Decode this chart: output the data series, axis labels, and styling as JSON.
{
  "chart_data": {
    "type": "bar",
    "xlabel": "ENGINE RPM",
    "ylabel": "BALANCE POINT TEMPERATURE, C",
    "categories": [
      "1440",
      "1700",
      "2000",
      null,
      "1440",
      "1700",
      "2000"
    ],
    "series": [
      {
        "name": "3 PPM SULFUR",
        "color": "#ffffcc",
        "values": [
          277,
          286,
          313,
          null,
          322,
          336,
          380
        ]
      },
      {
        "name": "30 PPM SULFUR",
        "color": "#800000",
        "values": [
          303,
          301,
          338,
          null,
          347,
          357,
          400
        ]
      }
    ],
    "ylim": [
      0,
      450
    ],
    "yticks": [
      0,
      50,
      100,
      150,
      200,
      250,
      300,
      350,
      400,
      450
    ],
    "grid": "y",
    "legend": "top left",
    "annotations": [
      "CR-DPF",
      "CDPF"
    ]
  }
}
* * * * *
■ Exercise instructions: Exactly as shown, repeat every record.

■ Result of the exercise:
Decode this chart: output the data series, axis labels, and styling as JSON.
{
  "chart_data": {
    "type": "bar",
    "xlabel": "ENGINE RPM",
    "ylabel": "BALANCE POINT TEMPERATURE, C",
    "categories": [
      "1440",
      "1700",
      "2000",
      null,
      "1440",
      "1700",
      "2000"
    ],
    "series": [
      {
        "name": "3 PPM SULFUR",
        "color": "#ffffcc",
        "values": [
          277,
          286,
          313,
          null,
          322,
          336,
          380
        ]
      },
      {
        "name": "30 PPM SULFUR",
        "color": "#800000",
        "values": [
          303,
          301,
          338,
          null,
          347,
          357,
          400
        ]
      }
    ],
    "ylim": [
      0,
      450
    ],
    "yticks": [
      0,
      50,
      100,
      150,
      200,
      250,
      300,
      350,
      400,
      450
    ],
    "grid": "y",
    "legend": "top left",
    "annotations": [
      "CR-DPF",
      "CDPF"
    ]
  }
}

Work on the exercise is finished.